INSTRUCTIONS FOR THE TASK: Produce a verbatim copy of the data below that contains no pictures.
━━━ PROVIDED INFORMATION
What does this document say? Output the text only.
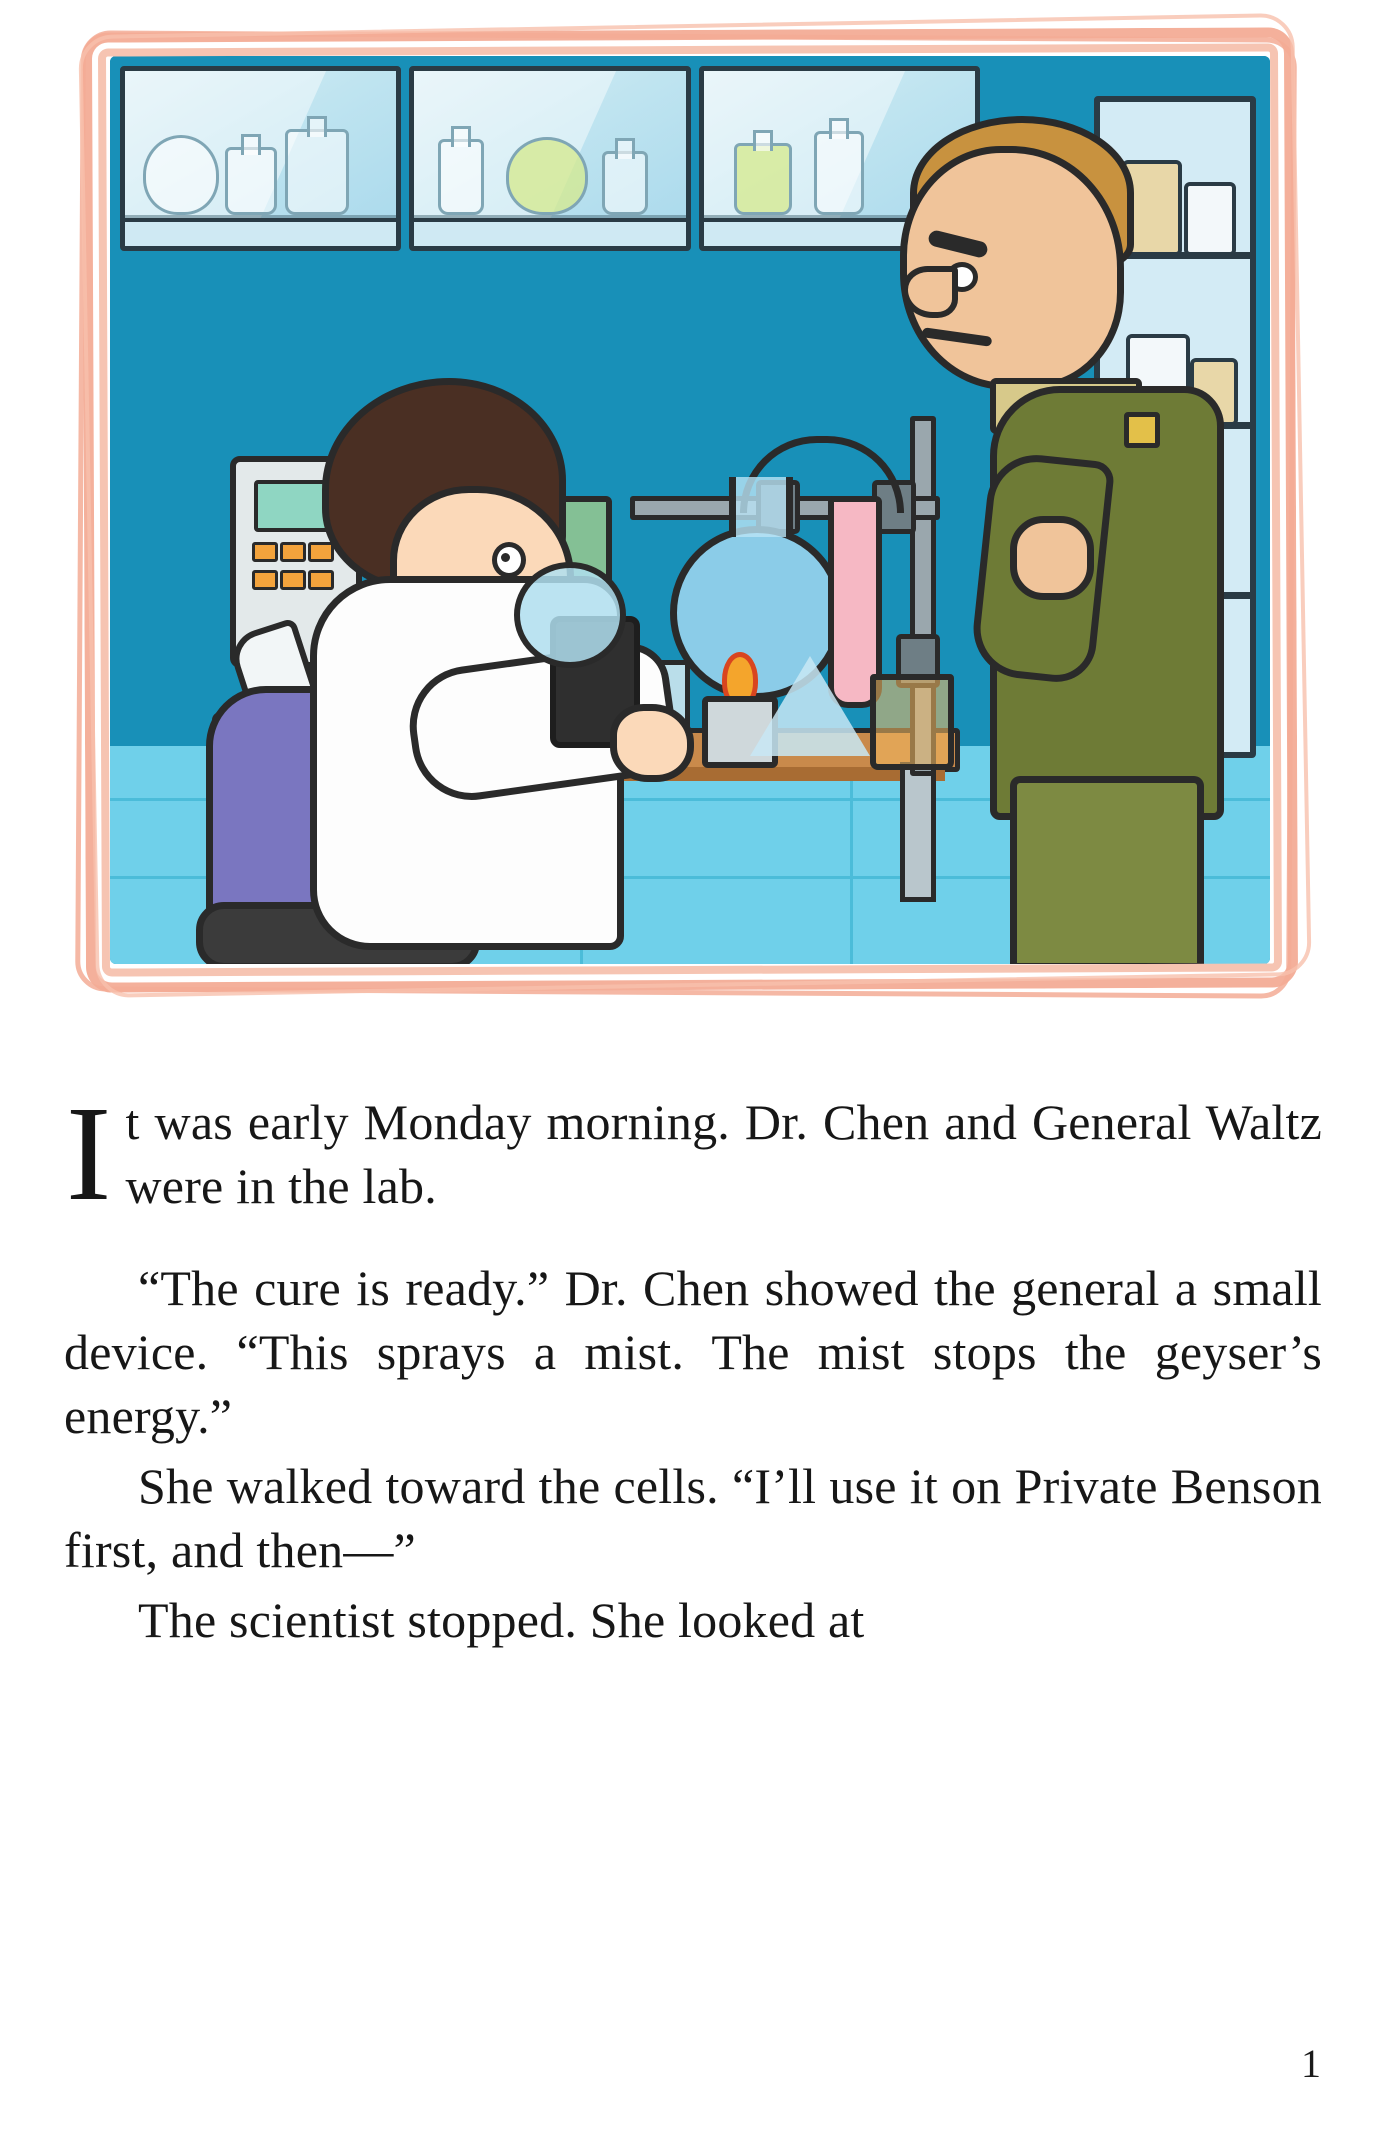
It was early Monday morning. Dr. Chen and General Waltz were in the lab.

“The cure is ready.” Dr. Chen showed the general a small device. “This sprays a mist. The mist stops the geyser’s energy.”

She walked toward the cells. “I’ll use it on Private Benson first, and then—”

The scientist stopped. She looked at

1
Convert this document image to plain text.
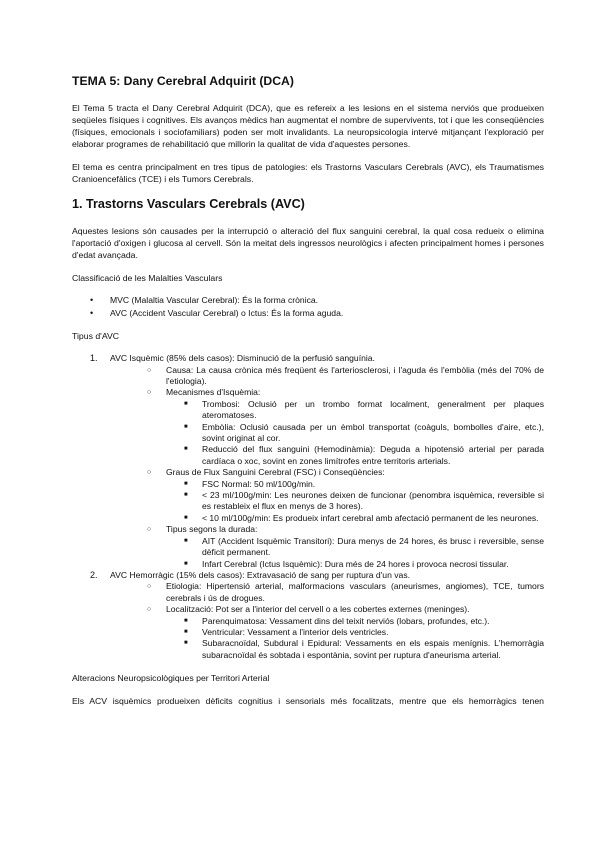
TEMA 5: Dany Cerebral Adquirit (DCA)

El Tema 5 tracta el Dany Cerebral Adquirit (DCA), que es refereix a les lesions en el sistema nerviós que produeixen seqüeles físiques i cognitives. Els avanços mèdics han augmentat el nombre de supervivents, tot i que les conseqüències (físiques, emocionals i sociofamiliars) poden ser molt invalidants. La neuropsicologia intervé mitjançant l'exploració per elaborar programes de rehabilitació que millorin la qualitat de vida d'aquestes persones.

El tema es centra principalment en tres tipus de patologies: els Trastorns Vasculars Cerebrals (AVC), els Traumatismes Cranioencefàlics (TCE) i els Tumors Cerebrals.

1. Trastorns Vasculars Cerebrals (AVC)

Aquestes lesions són causades per la interrupció o alteració del flux sanguini cerebral, la qual cosa redueix o elimina l'aportació d'oxigen i glucosa al cervell. Són la meitat dels ingressos neurològics i afecten principalment homes i persones d'edat avançada.

Classificació de les Malalties Vasculars
• MVC (Malaltia Vascular Cerebral): És la forma crònica.
• AVC (Accident Vascular Cerebral) o Ictus: És la forma aguda.
Tipus d'AVC
1. AVC Isquèmic (85% dels casos): Disminució de la perfusió sanguínia.
○ Causa: La causa crònica més freqüent és l'arteriosclerosi, i l'aguda és l'embòlia (més del 70% de l'etiologia).
○ Mecanismes d'Isquèmia:
■ Trombosi: Oclusió per un trombo format localment, generalment per plaques ateromatoses.
■ Embòlia: Oclusió causada per un èmbol transportat (coàguls, bombolles d'aire, etc.), sovint originat al cor.
■ Reducció del flux sanguini (Hemodinàmia): Deguda a hipotensió arterial per parada cardíaca o xoc, sovint en zones limítrofes entre territoris arterials.
○ Graus de Flux Sanguini Cerebral (FSC) i Conseqüències:
■ FSC Normal: 50 ml/100g/min.
■ < 23 ml/100g/min: Les neurones deixen de funcionar (penombra isquèmica, reversible si es restableix el flux en menys de 3 hores).
■ < 10 ml/100g/min: Es produeix infart cerebral amb afectació permanent de les neurones.
○ Tipus segons la durada:
■ AIT (Accident Isquèmic Transitori): Dura menys de 24 hores, és brusc i reversible, sense dèficit permanent.
■ Infart Cerebral (Ictus Isquèmic): Dura més de 24 hores i provoca necrosi tissular.
2. AVC Hemorràgic (15% dels casos): Extravasació de sang per ruptura d'un vas.
○ Etiologia: Hipertensió arterial, malformacions vasculars (aneurismes, angiomes), TCE, tumors cerebrals i ús de drogues.
○ Localització: Pot ser a l'interior del cervell o a les cobertes externes (meninges).
■ Parenquimatosa: Vessament dins del teixit nerviós (lobars, profundes, etc.).
■ Ventricular: Vessament a l'interior dels ventricles.
■ Subaracnoïdal, Subdural i Epidural: Vessaments en els espais menígnis. L'hemorràgia subaracnoïdal és sobtada i espontània, sovint per ruptura d'aneurisma arterial.
Alteracions Neuropsicològiques per Territori Arterial

Els ACV isquèmics produeixen dèficits cognitius i sensorials més focalitzats, mentre que els hemorràgics tenen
━━━━━━
RESPONSE:
What does this document say? Output the text only.
It was early Monday morning. Dr. Chen and General Waltz were in the lab.

“The cure is ready.” Dr. Chen showed the general a small device. “This sprays a mist. The mist stops the geyser’s energy.”

She walked toward the cells. “I’ll use it on Private Benson first, and then—”

The scientist stopped. She looked at

1
Convert this document image to plain text.
TEMA 5: Dany Cerebral Adquirit (DCA)

El Tema 5 tracta el Dany Cerebral Adquirit (DCA), que es refereix a les lesions en el sistema nerviós que produeixen seqüeles físiques i cognitives. Els avanços mèdics han augmentat el nombre de supervivents, tot i que les conseqüències (físiques, emocionals i sociofamiliars) poden ser molt invalidants. La neuropsicologia intervé mitjançant l'exploració per elaborar programes de rehabilitació que millorin la qualitat de vida d'aquestes persones.

El tema es centra principalment en tres tipus de patologies: els Trastorns Vasculars Cerebrals (AVC), els Traumatismes Cranioencefàlics (TCE) i els Tumors Cerebrals.

1. Trastorns Vasculars Cerebrals (AVC)

Aquestes lesions són causades per la interrupció o alteració del flux sanguini cerebral, la qual cosa redueix o elimina l'aportació d'oxigen i glucosa al cervell. Són la meitat dels ingressos neurològics i afecten principalment homes i persones d'edat avançada.

Classificació de les Malalties Vasculars
• MVC (Malaltia Vascular Cerebral): És la forma crònica.
• AVC (Accident Vascular Cerebral) o Ictus: És la forma aguda.
Tipus d'AVC
1. AVC Isquèmic (85% dels casos): Disminució de la perfusió sanguínia.
○ Causa: La causa crònica més freqüent és l'arteriosclerosi, i l'aguda és l'embòlia (més del 70% de l'etiologia).
○ Mecanismes d'Isquèmia:
■ Trombosi: Oclusió per un trombo format localment, generalment per plaques ateromatoses.
■ Embòlia: Oclusió causada per un èmbol transportat (coàguls, bombolles d'aire, etc.), sovint originat al cor.
■ Reducció del flux sanguini (Hemodinàmia): Deguda a hipotensió arterial per parada cardíaca o xoc, sovint en zones limítrofes entre territoris arterials.
○ Graus de Flux Sanguini Cerebral (FSC) i Conseqüències:
■ FSC Normal: 50 ml/100g/min.
■ < 23 ml/100g/min: Les neurones deixen de funcionar (penombra isquèmica, reversible si es restableix el flux en menys de 3 hores).
■ < 10 ml/100g/min: Es produeix infart cerebral amb afectació permanent de les neurones.
○ Tipus segons la durada:
■ AIT (Accident Isquèmic Transitori): Dura menys de 24 hores, és brusc i reversible, sense dèficit permanent.
■ Infart Cerebral (Ictus Isquèmic): Dura més de 24 hores i provoca necrosi tissular.
2. AVC Hemorràgic (15% dels casos): Extravasació de sang per ruptura d'un vas.
○ Etiologia: Hipertensió arterial, malformacions vasculars (aneurismes, angiomes), TCE, tumors cerebrals i ús de drogues.
○ Localització: Pot ser a l'interior del cervell o a les cobertes externes (meninges).
■ Parenquimatosa: Vessament dins del teixit nerviós (lobars, profundes, etc.).
■ Ventricular: Vessament a l'interior dels ventricles.
■ Subaracnoïdal, Subdural i Epidural: Vessaments en els espais menígnis. L'hemorràgia subaracnoïdal és sobtada i espontània, sovint per ruptura d'aneurisma arterial.
Alteracions Neuropsicològiques per Territori Arterial

Els ACV isquèmics produeixen dèficits cognitius i sensorials més focalitzats, mentre que els hemorràgics tenen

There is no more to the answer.